AIM — What is the number of lines containing the word "polar"? Please answer with that number and nothing more.

SUPPLIED RECORDS —
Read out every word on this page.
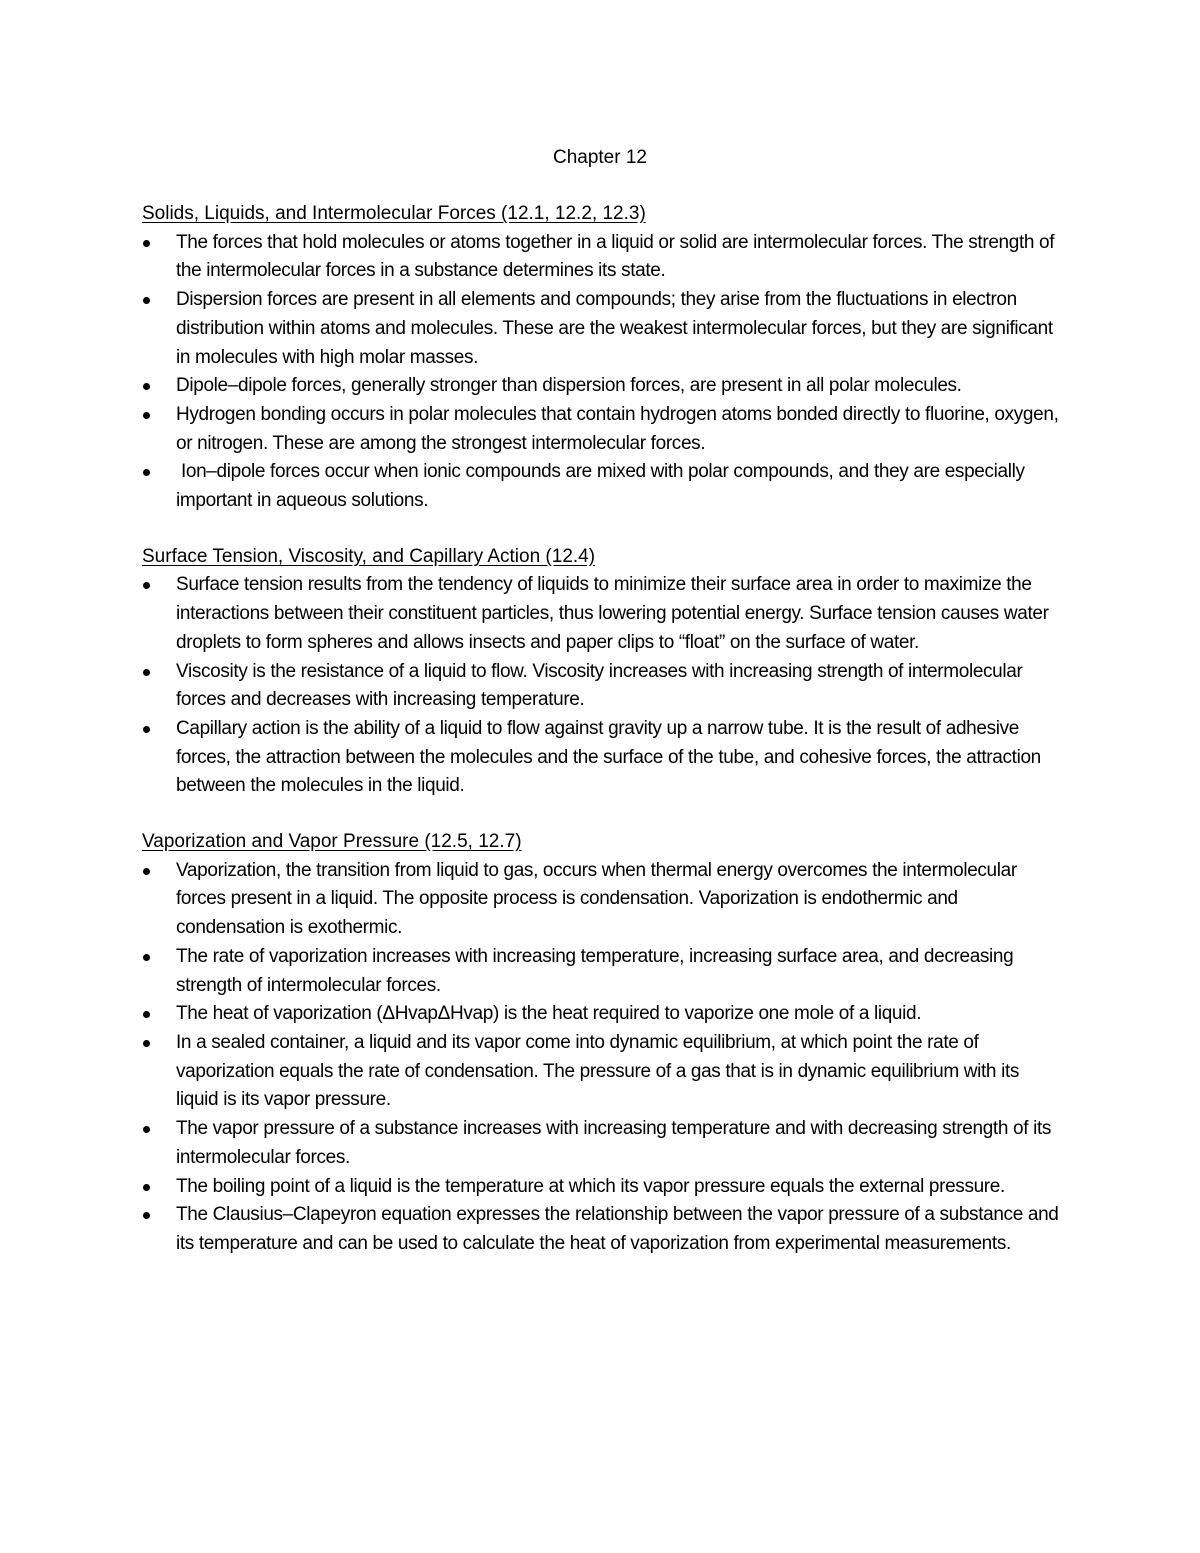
Chapter 12
Solids, Liquids, and Intermolecular Forces (12.1, 12.2, 12.3)
The forces that hold molecules or atoms together in a liquid or solid are intermolecular forces. The strength of the intermolecular forces in a substance determines its state.
Dispersion forces are present in all elements and compounds; they arise from the fluctuations in electron distribution within atoms and molecules. These are the weakest intermolecular forces, but they are significant in molecules with high molar masses.
Dipole–dipole forces, generally stronger than dispersion forces, are present in all polar molecules.
Hydrogen bonding occurs in polar molecules that contain hydrogen atoms bonded directly to fluorine, oxygen, or nitrogen. These are among the strongest intermolecular forces.
Ion–dipole forces occur when ionic compounds are mixed with polar compounds, and they are especially important in aqueous solutions.
Surface Tension, Viscosity, and Capillary Action (12.4)
Surface tension results from the tendency of liquids to minimize their surface area in order to maximize the interactions between their constituent particles, thus lowering potential energy. Surface tension causes water droplets to form spheres and allows insects and paper clips to “float” on the surface of water.
Viscosity is the resistance of a liquid to flow. Viscosity increases with increasing strength of intermolecular forces and decreases with increasing temperature.
Capillary action is the ability of a liquid to flow against gravity up a narrow tube. It is the result of adhesive forces, the attraction between the molecules and the surface of the tube, and cohesive forces, the attraction between the molecules in the liquid.
Vaporization and Vapor Pressure (12.5, 12.7)
Vaporization, the transition from liquid to gas, occurs when thermal energy overcomes the intermolecular forces present in a liquid. The opposite process is condensation. Vaporization is endothermic and condensation is exothermic.
The rate of vaporization increases with increasing temperature, increasing surface area, and decreasing strength of intermolecular forces.
The heat of vaporization (ΔHvapΔHvap) is the heat required to vaporize one mole of a liquid.
In a sealed container, a liquid and its vapor come into dynamic equilibrium, at which point the rate of vaporization equals the rate of condensation. The pressure of a gas that is in dynamic equilibrium with its liquid is its vapor pressure.
The vapor pressure of a substance increases with increasing temperature and with decreasing strength of its intermolecular forces.
The boiling point of a liquid is the temperature at which its vapor pressure equals the external pressure.
The Clausius–Clapeyron equation expresses the relationship between the vapor pressure of a substance and its temperature and can be used to calculate the heat of vaporization from experimental measurements.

OUTPUT — 3